_What to produce:_ Find every line in the records below that holds the word "waveform", and copy each one.

_Input:_
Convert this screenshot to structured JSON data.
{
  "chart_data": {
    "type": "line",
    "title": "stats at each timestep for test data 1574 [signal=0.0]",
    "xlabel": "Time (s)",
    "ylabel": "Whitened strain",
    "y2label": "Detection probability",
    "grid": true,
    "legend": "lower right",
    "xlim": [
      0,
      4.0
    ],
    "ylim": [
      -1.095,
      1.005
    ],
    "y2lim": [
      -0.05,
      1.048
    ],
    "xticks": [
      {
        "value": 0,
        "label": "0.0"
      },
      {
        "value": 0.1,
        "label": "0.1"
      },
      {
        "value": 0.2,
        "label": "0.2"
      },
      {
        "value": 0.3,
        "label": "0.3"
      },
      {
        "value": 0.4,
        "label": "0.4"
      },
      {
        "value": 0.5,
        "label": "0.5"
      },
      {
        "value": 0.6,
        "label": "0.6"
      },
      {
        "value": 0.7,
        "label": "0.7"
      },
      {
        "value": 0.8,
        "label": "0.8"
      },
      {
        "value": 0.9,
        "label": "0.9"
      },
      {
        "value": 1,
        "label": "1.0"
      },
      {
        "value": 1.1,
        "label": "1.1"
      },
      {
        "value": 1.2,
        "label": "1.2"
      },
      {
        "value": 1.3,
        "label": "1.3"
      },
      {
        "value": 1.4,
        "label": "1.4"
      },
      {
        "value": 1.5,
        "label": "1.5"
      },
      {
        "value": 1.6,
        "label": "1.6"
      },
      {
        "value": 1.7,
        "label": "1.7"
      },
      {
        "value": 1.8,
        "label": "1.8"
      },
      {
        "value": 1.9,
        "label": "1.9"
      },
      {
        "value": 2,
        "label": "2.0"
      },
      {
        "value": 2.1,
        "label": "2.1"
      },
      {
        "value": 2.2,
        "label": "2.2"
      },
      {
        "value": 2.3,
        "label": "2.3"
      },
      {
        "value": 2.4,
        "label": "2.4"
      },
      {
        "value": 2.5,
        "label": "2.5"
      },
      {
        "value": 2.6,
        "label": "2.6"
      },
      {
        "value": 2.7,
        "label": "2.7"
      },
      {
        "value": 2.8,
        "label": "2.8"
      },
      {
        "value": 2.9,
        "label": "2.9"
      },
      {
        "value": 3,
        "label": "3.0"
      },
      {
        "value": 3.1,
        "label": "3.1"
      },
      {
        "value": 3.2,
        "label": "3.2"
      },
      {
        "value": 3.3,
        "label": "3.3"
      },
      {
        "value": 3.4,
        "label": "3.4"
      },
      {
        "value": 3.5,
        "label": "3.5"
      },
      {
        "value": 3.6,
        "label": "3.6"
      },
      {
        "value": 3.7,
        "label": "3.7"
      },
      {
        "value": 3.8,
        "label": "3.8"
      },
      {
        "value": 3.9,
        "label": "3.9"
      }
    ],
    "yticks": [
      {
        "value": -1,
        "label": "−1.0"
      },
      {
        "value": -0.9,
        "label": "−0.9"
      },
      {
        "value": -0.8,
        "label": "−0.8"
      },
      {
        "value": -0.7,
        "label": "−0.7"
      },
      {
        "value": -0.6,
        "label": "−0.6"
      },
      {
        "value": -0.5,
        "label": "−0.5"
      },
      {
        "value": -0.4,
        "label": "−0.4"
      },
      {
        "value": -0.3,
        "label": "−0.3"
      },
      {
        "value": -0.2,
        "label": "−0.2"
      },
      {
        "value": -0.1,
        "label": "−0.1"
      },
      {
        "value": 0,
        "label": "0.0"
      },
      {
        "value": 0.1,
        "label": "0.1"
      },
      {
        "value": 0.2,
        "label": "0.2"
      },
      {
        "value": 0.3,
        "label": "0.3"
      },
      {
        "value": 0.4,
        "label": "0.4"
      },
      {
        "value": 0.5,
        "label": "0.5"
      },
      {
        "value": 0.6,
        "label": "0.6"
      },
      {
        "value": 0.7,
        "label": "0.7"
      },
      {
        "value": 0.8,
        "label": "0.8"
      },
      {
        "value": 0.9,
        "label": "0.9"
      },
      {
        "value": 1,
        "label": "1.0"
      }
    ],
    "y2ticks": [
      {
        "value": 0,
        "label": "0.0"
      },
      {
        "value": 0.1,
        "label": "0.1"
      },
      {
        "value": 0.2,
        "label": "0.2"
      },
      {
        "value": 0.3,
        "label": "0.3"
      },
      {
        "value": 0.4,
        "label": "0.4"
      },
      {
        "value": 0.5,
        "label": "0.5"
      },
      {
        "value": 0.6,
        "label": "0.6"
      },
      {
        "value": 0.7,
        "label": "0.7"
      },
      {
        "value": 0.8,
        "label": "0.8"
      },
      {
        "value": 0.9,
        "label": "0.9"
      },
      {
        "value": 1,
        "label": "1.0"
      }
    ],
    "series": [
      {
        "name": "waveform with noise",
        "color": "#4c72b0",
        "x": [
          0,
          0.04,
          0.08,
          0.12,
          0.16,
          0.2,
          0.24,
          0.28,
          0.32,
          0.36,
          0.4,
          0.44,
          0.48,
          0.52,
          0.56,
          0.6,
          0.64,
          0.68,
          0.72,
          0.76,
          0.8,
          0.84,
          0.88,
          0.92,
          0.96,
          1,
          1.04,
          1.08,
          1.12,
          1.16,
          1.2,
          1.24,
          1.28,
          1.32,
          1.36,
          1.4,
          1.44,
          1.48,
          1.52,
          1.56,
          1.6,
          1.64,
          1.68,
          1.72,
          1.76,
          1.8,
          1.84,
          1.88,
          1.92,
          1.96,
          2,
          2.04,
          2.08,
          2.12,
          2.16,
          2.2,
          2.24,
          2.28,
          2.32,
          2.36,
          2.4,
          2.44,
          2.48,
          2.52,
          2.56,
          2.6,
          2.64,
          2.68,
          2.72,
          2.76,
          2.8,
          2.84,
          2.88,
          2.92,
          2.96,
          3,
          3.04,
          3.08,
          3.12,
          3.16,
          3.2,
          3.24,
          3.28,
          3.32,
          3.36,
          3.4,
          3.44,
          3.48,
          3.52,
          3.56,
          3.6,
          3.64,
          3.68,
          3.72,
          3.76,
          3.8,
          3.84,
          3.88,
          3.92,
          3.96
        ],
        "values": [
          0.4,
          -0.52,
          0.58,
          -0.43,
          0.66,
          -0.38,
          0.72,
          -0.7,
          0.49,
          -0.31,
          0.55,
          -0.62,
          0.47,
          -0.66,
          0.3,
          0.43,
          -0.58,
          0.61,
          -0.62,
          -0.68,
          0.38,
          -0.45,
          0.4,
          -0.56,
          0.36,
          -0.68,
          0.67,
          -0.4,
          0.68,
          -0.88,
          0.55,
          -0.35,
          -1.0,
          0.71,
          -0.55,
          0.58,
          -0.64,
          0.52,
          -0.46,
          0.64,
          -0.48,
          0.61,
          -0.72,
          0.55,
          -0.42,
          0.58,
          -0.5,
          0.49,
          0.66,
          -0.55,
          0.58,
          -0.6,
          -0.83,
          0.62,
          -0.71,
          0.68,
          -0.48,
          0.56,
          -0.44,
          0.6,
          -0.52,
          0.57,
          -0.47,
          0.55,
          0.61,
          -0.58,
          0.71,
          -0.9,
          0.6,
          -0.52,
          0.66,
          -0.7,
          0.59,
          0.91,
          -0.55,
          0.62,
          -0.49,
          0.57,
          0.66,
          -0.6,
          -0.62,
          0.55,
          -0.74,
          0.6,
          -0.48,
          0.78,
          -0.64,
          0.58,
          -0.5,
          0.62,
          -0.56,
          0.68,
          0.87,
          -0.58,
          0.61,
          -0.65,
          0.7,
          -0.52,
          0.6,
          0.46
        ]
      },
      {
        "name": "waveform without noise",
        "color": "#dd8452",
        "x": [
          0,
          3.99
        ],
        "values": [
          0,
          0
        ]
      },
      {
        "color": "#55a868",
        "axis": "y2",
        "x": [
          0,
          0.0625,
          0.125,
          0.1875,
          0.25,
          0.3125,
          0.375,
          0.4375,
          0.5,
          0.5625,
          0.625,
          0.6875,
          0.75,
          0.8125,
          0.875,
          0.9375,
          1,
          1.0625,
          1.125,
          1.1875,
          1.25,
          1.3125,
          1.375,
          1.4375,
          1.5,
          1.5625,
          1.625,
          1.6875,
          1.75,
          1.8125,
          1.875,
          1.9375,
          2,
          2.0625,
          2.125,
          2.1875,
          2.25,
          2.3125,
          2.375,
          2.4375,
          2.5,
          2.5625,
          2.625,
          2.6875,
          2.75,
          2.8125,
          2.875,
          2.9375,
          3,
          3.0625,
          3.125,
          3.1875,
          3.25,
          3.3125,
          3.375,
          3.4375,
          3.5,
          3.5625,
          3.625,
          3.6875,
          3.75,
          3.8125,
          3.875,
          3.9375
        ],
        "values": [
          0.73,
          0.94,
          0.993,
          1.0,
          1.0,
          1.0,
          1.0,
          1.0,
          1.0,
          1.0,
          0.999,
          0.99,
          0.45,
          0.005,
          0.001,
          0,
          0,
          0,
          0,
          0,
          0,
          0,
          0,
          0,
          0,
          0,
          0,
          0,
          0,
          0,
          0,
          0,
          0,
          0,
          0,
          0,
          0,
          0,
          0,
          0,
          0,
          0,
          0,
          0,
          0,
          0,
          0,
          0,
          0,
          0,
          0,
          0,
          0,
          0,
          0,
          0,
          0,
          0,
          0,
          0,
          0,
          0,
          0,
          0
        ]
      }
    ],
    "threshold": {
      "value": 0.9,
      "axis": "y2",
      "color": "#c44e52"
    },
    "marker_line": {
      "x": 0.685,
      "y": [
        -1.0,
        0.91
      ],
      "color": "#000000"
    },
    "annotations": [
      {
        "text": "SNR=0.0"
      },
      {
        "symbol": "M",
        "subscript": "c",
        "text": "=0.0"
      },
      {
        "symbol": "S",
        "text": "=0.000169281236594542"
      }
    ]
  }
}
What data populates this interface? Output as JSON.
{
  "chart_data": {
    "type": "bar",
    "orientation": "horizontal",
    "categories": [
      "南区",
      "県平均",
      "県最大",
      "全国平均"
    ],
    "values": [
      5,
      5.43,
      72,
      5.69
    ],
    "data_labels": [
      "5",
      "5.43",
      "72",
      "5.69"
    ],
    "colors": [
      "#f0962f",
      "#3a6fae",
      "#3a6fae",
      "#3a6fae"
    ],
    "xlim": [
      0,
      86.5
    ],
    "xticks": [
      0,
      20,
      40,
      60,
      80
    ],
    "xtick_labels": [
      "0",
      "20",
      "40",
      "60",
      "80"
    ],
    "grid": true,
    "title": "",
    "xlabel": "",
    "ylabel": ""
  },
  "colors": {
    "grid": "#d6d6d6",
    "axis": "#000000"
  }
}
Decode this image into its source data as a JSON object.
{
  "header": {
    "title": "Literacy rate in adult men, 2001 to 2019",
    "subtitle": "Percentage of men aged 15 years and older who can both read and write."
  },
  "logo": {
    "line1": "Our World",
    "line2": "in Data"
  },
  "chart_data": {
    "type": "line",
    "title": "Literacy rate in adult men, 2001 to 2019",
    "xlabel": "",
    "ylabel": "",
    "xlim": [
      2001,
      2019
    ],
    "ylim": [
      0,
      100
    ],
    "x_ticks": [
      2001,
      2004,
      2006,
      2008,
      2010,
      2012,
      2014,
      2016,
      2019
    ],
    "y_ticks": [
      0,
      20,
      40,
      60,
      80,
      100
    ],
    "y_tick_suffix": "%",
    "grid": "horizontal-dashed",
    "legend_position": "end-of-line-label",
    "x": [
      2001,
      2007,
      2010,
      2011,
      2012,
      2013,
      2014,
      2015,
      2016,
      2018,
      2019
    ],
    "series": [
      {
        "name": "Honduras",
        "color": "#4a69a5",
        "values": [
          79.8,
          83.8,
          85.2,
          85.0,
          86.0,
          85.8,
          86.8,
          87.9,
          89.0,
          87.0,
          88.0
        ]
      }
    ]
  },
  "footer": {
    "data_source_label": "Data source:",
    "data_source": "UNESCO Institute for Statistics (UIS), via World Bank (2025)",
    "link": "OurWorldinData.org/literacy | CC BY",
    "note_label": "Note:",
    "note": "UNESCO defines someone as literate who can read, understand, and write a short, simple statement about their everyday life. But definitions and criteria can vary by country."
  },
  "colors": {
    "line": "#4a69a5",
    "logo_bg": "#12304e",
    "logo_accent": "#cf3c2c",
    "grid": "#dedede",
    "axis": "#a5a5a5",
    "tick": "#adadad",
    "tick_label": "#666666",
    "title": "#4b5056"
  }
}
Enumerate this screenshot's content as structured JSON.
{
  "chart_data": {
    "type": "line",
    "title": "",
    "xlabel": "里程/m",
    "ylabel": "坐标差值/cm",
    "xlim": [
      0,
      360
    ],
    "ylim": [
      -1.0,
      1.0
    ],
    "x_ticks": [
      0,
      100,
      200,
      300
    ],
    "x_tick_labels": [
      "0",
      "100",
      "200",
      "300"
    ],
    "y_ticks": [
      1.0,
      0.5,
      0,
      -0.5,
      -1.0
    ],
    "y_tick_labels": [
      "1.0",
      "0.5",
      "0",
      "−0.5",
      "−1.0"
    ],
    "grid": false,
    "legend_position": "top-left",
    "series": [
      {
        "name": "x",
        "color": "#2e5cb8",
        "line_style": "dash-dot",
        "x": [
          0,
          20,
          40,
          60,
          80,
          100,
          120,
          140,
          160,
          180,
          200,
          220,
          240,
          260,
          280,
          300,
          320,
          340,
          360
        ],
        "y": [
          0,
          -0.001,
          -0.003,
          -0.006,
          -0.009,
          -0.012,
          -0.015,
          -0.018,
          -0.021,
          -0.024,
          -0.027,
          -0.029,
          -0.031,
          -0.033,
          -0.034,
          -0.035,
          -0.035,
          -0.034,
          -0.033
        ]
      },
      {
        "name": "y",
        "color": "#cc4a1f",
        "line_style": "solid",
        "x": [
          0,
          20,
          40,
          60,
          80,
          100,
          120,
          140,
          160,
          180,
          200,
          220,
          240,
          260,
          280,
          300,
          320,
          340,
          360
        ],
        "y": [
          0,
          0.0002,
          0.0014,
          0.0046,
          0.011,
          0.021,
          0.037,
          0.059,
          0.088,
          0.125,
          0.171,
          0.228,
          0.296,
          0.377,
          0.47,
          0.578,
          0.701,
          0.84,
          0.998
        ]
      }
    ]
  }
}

_Answer to this task:_
        "name": "waveform with noise",
        "name": "waveform without noise",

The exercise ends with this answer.